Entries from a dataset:

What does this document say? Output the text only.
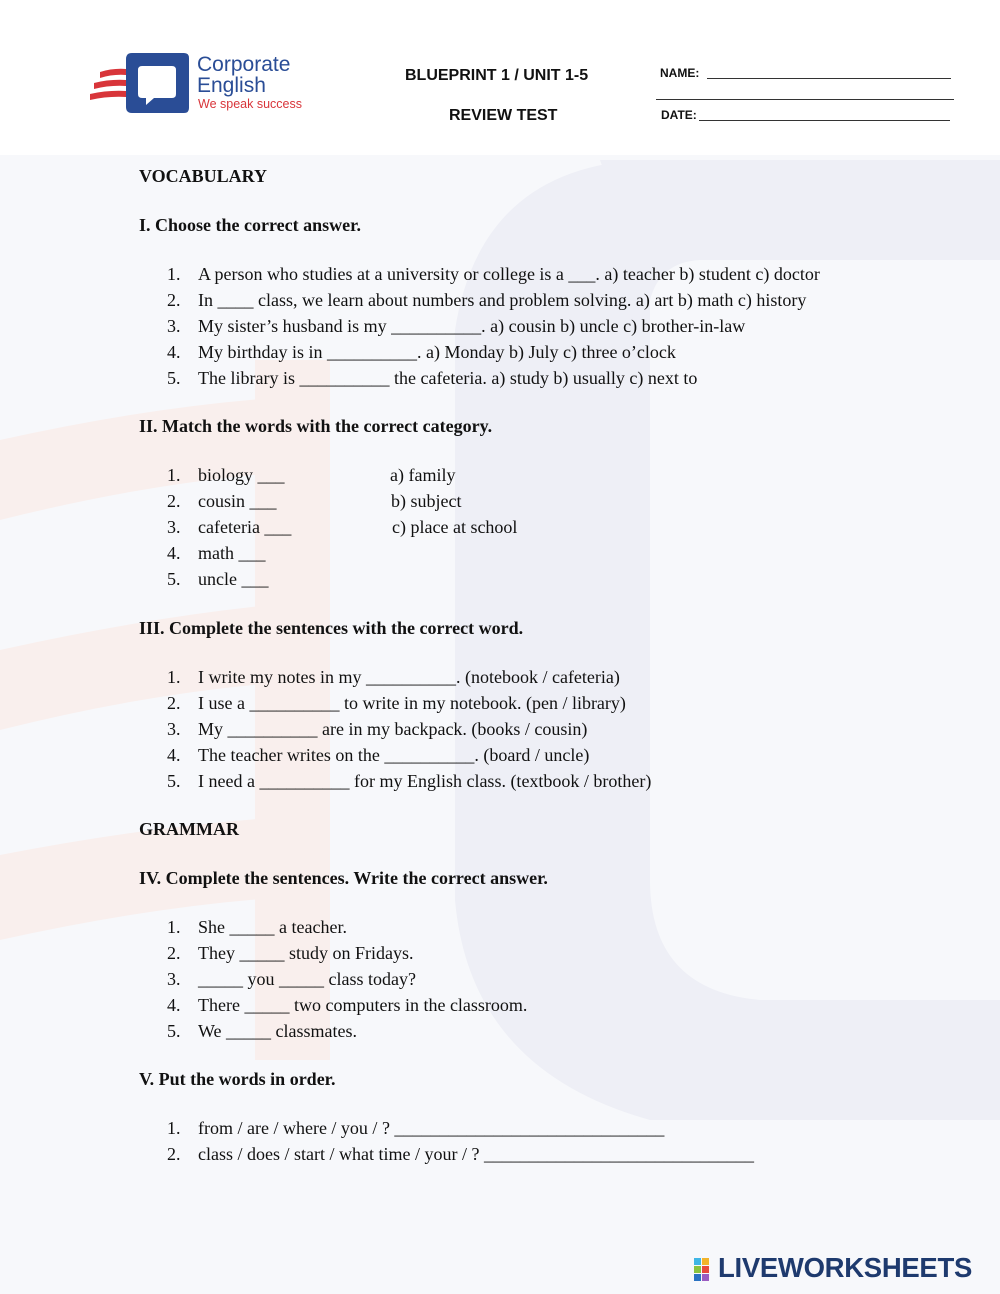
Corporate
English
We speak success
BLUEPRINT 1 / UNIT 1-5
REVIEW TEST
NAME:
DATE:
VOCABULARY
I. Choose the correct answer.
1. A person who studies at a university or college is a ___. a) teacher b) student c) doctor
2. In ____ class, we learn about numbers and problem solving. a) art b) math c) history
3. My sister’s husband is my __________. a) cousin b) uncle c) brother-in-law
4. My birthday is in __________. a) Monday b) July c) three o’clock
5. The library is __________ the cafeteria. a) study b) usually c) next to
II. Match the words with the correct category.
1. biology ___
2. cousin ___
3. cafeteria ___
4. math ___
5. uncle ___
a) family
b) subject
c) place at school
III. Complete the sentences with the correct word.
1. I write my notes in my __________. (notebook / cafeteria)
2. I use a __________ to write in my notebook. (pen / library)
3. My __________ are in my backpack. (books / cousin)
4. The teacher writes on the __________. (board / uncle)
5. I need a __________ for my English class. (textbook / brother)
GRAMMAR
IV. Complete the sentences. Write the correct answer.
1. She _____ a teacher.
2. They _____ study on Fridays.
3. _____ you _____ class today?
4. There _____ two computers in the classroom.
5. We _____ classmates.
V. Put the words in order.
1. from / are / where / you / ? ______________________________
2. class / does / start / what time / your / ? ______________________________
LIVEWORKSHEETS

- **PROMPT**: Write down every line of the data above that includes the string "cafeteria".

- **RESPONSE TO THE EXERCISE**:
5. The library is __________ the cafeteria. a) study b) usually c) next to
3. cafeteria ___
1. I write my notes in my __________. (notebook / cafeteria)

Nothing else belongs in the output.